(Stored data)
===

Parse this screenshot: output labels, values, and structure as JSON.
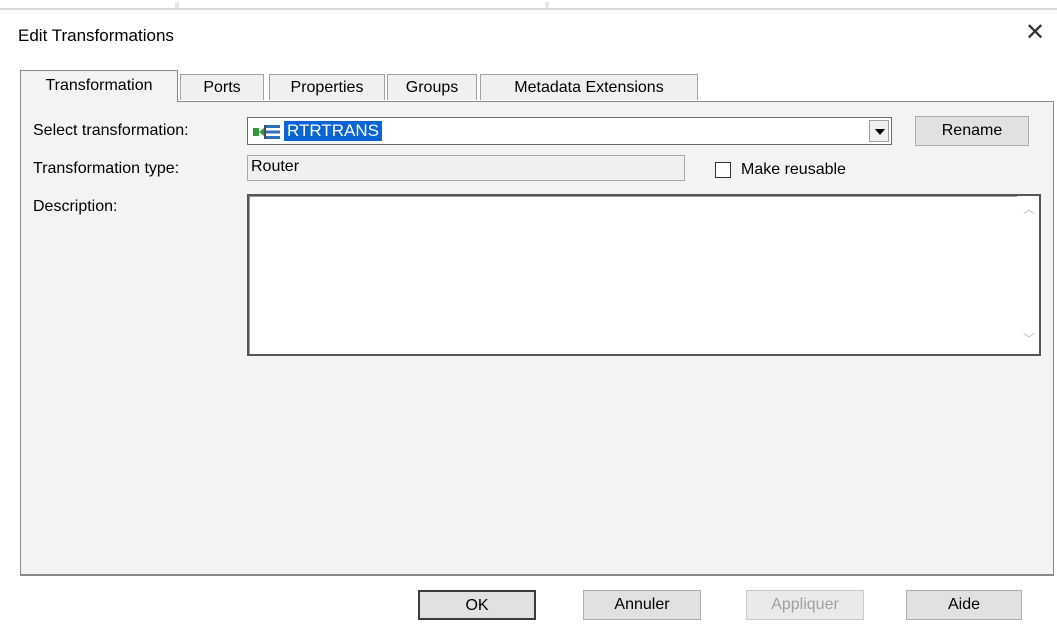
{
  "dialog": {
    "title": "Edit Transformations",
    "close_glyph": "✕"
  },
  "tabs": [
    {
      "label": "Transformation",
      "active": true
    },
    {
      "label": "Ports",
      "active": false
    },
    {
      "label": "Properties",
      "active": false
    },
    {
      "label": "Groups",
      "active": false
    },
    {
      "label": "Metadata Extensions",
      "active": false
    }
  ],
  "form": {
    "select_label": "Select transformation:",
    "select_value": "RTRTRANS",
    "select_icon": "router-transformation-icon",
    "rename_label": "Rename",
    "type_label": "Transformation type:",
    "type_value": "Router",
    "reusable_label": "Make reusable",
    "reusable_checked": false,
    "description_label": "Description:",
    "description_value": ""
  },
  "buttons": {
    "ok": "OK",
    "cancel": "Annuler",
    "apply": "Appliquer",
    "help": "Aide"
  },
  "colors": {
    "selection": "#0a64d6",
    "panel": "#f3f3f3"
  }
}
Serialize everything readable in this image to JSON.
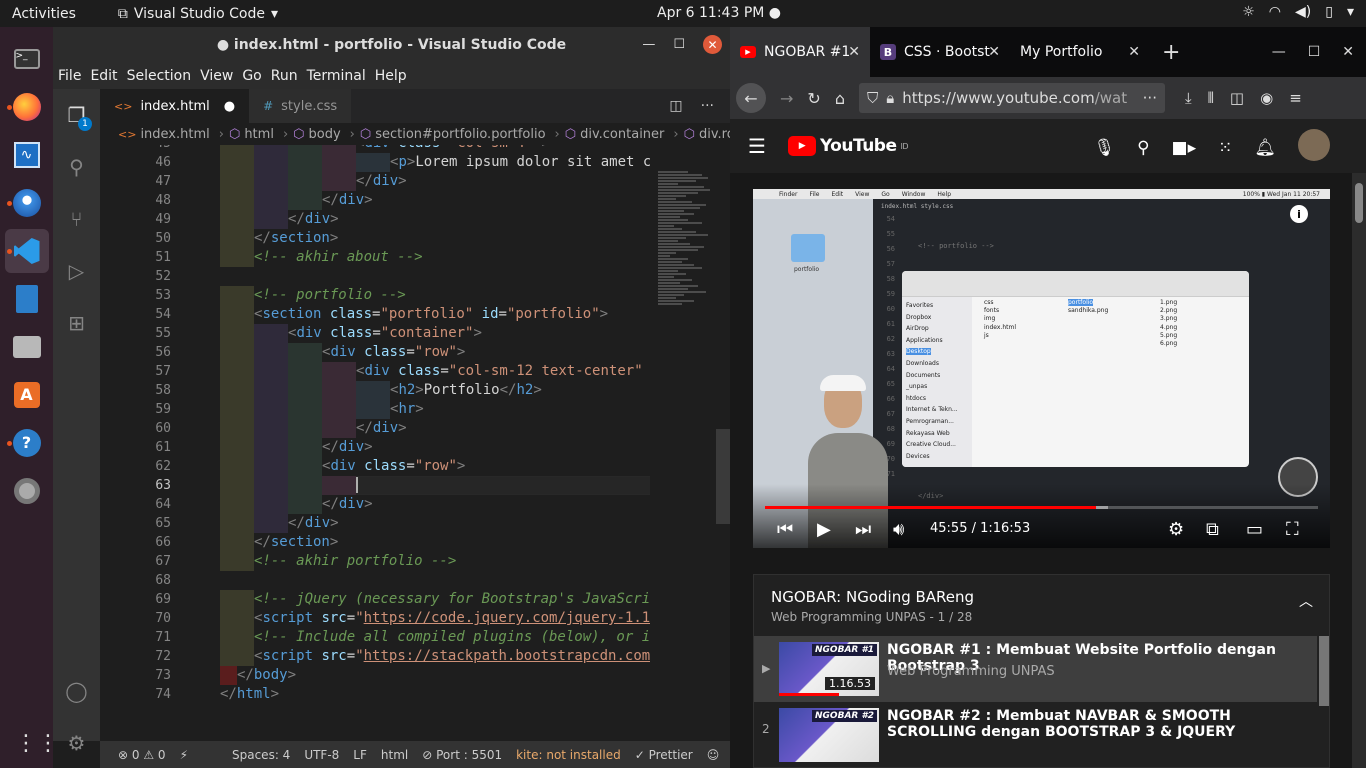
{
  "topbar": {
    "activities": "Activities",
    "app_name": "Visual Studio Code",
    "clock": "Apr 6  11:43 PM"
  },
  "dock": {
    "apps": [
      "terminal-icon",
      "firefox-icon",
      "system-monitor-icon",
      "thunderbird-icon",
      "vscode-icon",
      "libreoffice-writer-icon",
      "files-icon",
      "software-center-icon",
      "help-icon",
      "disk-icon"
    ]
  },
  "vscode": {
    "title": "● index.html - portfolio - Visual Studio Code",
    "menu": [
      "File",
      "Edit",
      "Selection",
      "View",
      "Go",
      "Run",
      "Terminal",
      "Help"
    ],
    "explorer_badge": "1",
    "tabs": [
      {
        "icon": "<>",
        "label": "index.html",
        "modified": "●"
      },
      {
        "icon": "#",
        "label": "style.css"
      }
    ],
    "breadcrumb": [
      "index.html",
      "html",
      "body",
      "section#portfolio.portfolio",
      "div.container",
      "div.row"
    ],
    "current_line": 63,
    "status": {
      "errors": "⊗ 0",
      "warnings": "⚠ 0",
      "spaces": "Spaces: 4",
      "encoding": "UTF-8",
      "eol": "LF",
      "language": "html",
      "port": "Port : 5501",
      "kite": "kite: not installed",
      "prettier": "✓ Prettier"
    }
  },
  "browser": {
    "tabs": [
      {
        "label": "NGOBAR #1"
      },
      {
        "label": "CSS · Bootst"
      },
      {
        "label": "My Portfolio"
      }
    ],
    "url_host": "https://www.youtube.com",
    "url_rest": "/wat",
    "youtube": {
      "logo": "YouTube",
      "logo_suffix": "ID",
      "video": {
        "time": "45:55 / 1:16:53",
        "progress": 0.598
      },
      "playlist": {
        "title": "NGOBAR: NGoding BAReng",
        "subtitle": "Web Programming UNPAS - 1 / 28",
        "items": [
          {
            "index": "▶",
            "title": "NGOBAR #1 : Membuat Website Portfolio dengan Bootstrap 3",
            "channel": "Web Programming UNPAS",
            "duration": "1.16.53",
            "thumb_label": "NGOBAR #1",
            "watched": 0.6
          },
          {
            "index": "2",
            "title": "NGOBAR #2 : Membuat NAVBAR & SMOOTH SCROLLING dengan BOOTSTRAP 3 & JQUERY",
            "channel": "",
            "duration": "",
            "thumb_label": "NGOBAR #2",
            "watched": 0
          }
        ]
      }
    }
  }
}
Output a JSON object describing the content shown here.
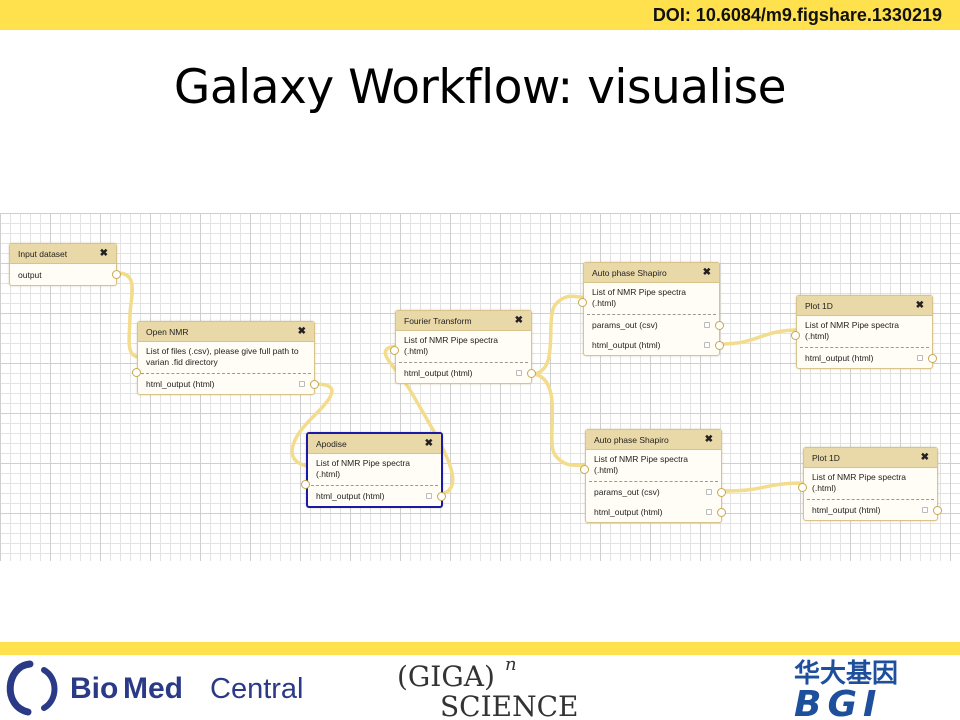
{
  "header": {
    "doi": "DOI: 10.6084/m9.figshare.1330219"
  },
  "title": "Galaxy Workflow: visualise",
  "workflow": {
    "nodes": {
      "input_dataset": {
        "title": "Input dataset",
        "output": "output"
      },
      "open_nmr": {
        "title": "Open NMR",
        "input": "List of files (.csv), please give full path to varian .fid directory",
        "output": "html_output (html)"
      },
      "apodise": {
        "title": "Apodise",
        "input": "List of NMR Pipe spectra (.html)",
        "output": "html_output (html)"
      },
      "fourier": {
        "title": "Fourier Transform",
        "input": "List of NMR Pipe spectra (.html)",
        "output": "html_output (html)"
      },
      "autophase_top": {
        "title": "Auto phase Shapiro",
        "input": "List of NMR Pipe spectra (.html)",
        "output1": "params_out (csv)",
        "output2": "html_output (html)"
      },
      "autophase_bottom": {
        "title": "Auto phase Shapiro",
        "input": "List of NMR Pipe spectra (.html)",
        "output1": "params_out (csv)",
        "output2": "html_output (html)"
      },
      "plot_top": {
        "title": "Plot 1D",
        "input": "List of NMR Pipe spectra (.html)",
        "output": "html_output (html)"
      },
      "plot_bottom": {
        "title": "Plot 1D",
        "input": "List of NMR Pipe spectra (.html)",
        "output": "html_output (html)"
      }
    },
    "close_icon": "close-icon"
  },
  "footer": {
    "logo_bmc": {
      "bio": "Bio",
      "med": "Med",
      "central": "Central"
    },
    "logo_giga": {
      "giga": "(GIGA)",
      "exp": "n",
      "science": "SCIENCE"
    },
    "logo_bgi": {
      "chinese": "华大基因",
      "latin": "BGI"
    }
  },
  "colors": {
    "accent_yellow": "#ffe14d",
    "node_header": "#ead9a8",
    "connector": "#f3dc8c",
    "selected_border": "#1a1aa6",
    "bmc_blue": "#2a3a86"
  }
}
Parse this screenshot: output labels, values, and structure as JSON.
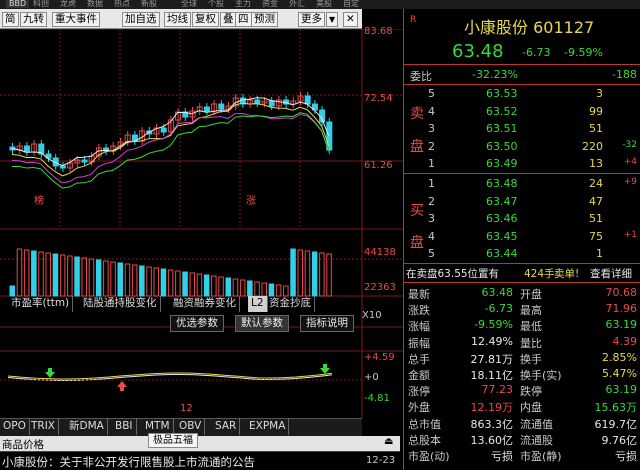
{
  "topstrip": [
    "BBD",
    "科创",
    "龙虎",
    "数据",
    "热点",
    "新股",
    "全球",
    "个股",
    "主力",
    "资金",
    "外汇",
    "美股",
    "自定"
  ],
  "toolbar": {
    "items": [
      "简",
      "九转",
      "重大事件",
      "加自选",
      "均线",
      "复权",
      "叠",
      "四",
      "预测",
      "更多"
    ],
    "arrow_down": "▼",
    "close": "✕"
  },
  "price_axis": {
    "top": "83.68",
    "mid": "72.54",
    "low": "61.26"
  },
  "volume_axis": {
    "top": "44138",
    "mid": "22363",
    "unit": "X10"
  },
  "indicator_axis": {
    "top": "+4.59",
    "zero": "+0",
    "low": "-4.81"
  },
  "markers": {
    "bang": "榜",
    "zhang": "涨",
    "date": "12"
  },
  "indicator_tabs": [
    "市盈率(ttm)",
    "陆股通持股变化",
    "融资融券变化",
    "L2",
    "资金抄底"
  ],
  "indicator_tabs_active": "L2",
  "param_tabs": [
    "优选参数",
    "默认参数",
    "指标说明"
  ],
  "bottom_tabs": [
    "OPO",
    "TRIX",
    "新DMA",
    "BBI",
    "MTM",
    "OBV",
    "SAR",
    "EXPMA"
  ],
  "bottom_popup": "极品五福",
  "news": {
    "header": "商品价格",
    "text": "小康股份：关于非公开发行限售股上市流通的公告",
    "date": "12-23"
  },
  "stock": {
    "badge": "R",
    "name": "小康股份",
    "code": "601127",
    "price": "63.48",
    "change": "-6.73",
    "change_pct": "-9.59%"
  },
  "webi": {
    "label": "委比",
    "value": "-32.23%",
    "diff": "-188"
  },
  "sell": {
    "label": "卖盘",
    "rows": [
      {
        "n": "5",
        "price": "63.53",
        "vol": "3",
        "chg": ""
      },
      {
        "n": "4",
        "price": "63.52",
        "vol": "99",
        "chg": ""
      },
      {
        "n": "3",
        "price": "63.51",
        "vol": "51",
        "chg": ""
      },
      {
        "n": "2",
        "price": "63.50",
        "vol": "220",
        "chg": "-32"
      },
      {
        "n": "1",
        "price": "63.49",
        "vol": "13",
        "chg": "+4"
      }
    ]
  },
  "buy": {
    "label": "买盘",
    "rows": [
      {
        "n": "1",
        "price": "63.48",
        "vol": "24",
        "chg": "+9"
      },
      {
        "n": "2",
        "price": "63.47",
        "vol": "47",
        "chg": ""
      },
      {
        "n": "3",
        "price": "63.46",
        "vol": "51",
        "chg": ""
      },
      {
        "n": "4",
        "price": "63.45",
        "vol": "75",
        "chg": "+1"
      },
      {
        "n": "5",
        "price": "63.44",
        "vol": "1",
        "chg": ""
      }
    ]
  },
  "sell_note": {
    "text": "在卖盘63.55位置有",
    "qty": "424手",
    "action": "卖单!",
    "link": "查看详细"
  },
  "stats": [
    {
      "l1": "最新",
      "v1": "63.48",
      "c1": "gr",
      "l2": "开盘",
      "v2": "70.68",
      "c2": "r"
    },
    {
      "l1": "涨跌",
      "v1": "-6.73",
      "c1": "gr",
      "l2": "最高",
      "v2": "71.96",
      "c2": "r"
    },
    {
      "l1": "涨幅",
      "v1": "-9.59%",
      "c1": "gr",
      "l2": "最低",
      "v2": "63.19",
      "c2": "gr"
    },
    {
      "l1": "振幅",
      "v1": "12.49%",
      "c1": "w",
      "l2": "量比",
      "v2": "4.39",
      "c2": "r"
    },
    {
      "l1": "总手",
      "v1": "27.81万",
      "c1": "w",
      "l2": "换手",
      "v2": "2.85%",
      "c2": "y"
    },
    {
      "l1": "金额",
      "v1": "18.11亿",
      "c1": "w",
      "l2": "换手(实)",
      "v2": "5.47%",
      "c2": "y"
    },
    {
      "l1": "涨停",
      "v1": "77.23",
      "c1": "r",
      "l2": "跌停",
      "v2": "63.19",
      "c2": "gr"
    },
    {
      "l1": "外盘",
      "v1": "12.19万",
      "c1": "r",
      "l2": "内盘",
      "v2": "15.63万",
      "c2": "gr"
    },
    {
      "l1": "总市值",
      "v1": "863.3亿",
      "c1": "w",
      "l2": "流通值",
      "v2": "619.7亿",
      "c2": "w"
    },
    {
      "l1": "总股本",
      "v1": "13.60亿",
      "c1": "w",
      "l2": "流通股",
      "v2": "9.76亿",
      "c2": "w"
    },
    {
      "l1": "市盈(动)",
      "v1": "亏损",
      "c1": "w",
      "l2": "市盈(静)",
      "v2": "亏损",
      "c2": "w"
    }
  ],
  "colors": {
    "up": "#e84a4a",
    "down": "#38d838",
    "accent": "#e8d84a",
    "grid": "#7a1a1a"
  }
}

===

What you should do: Copy out each line of the data where the string "index" appears.

Expected output:
    "title": "● index.html - portfolio - Visual Studio Code",
        "label": "index.html",
      "index.html",
            "index": "▶",
            "index": "2",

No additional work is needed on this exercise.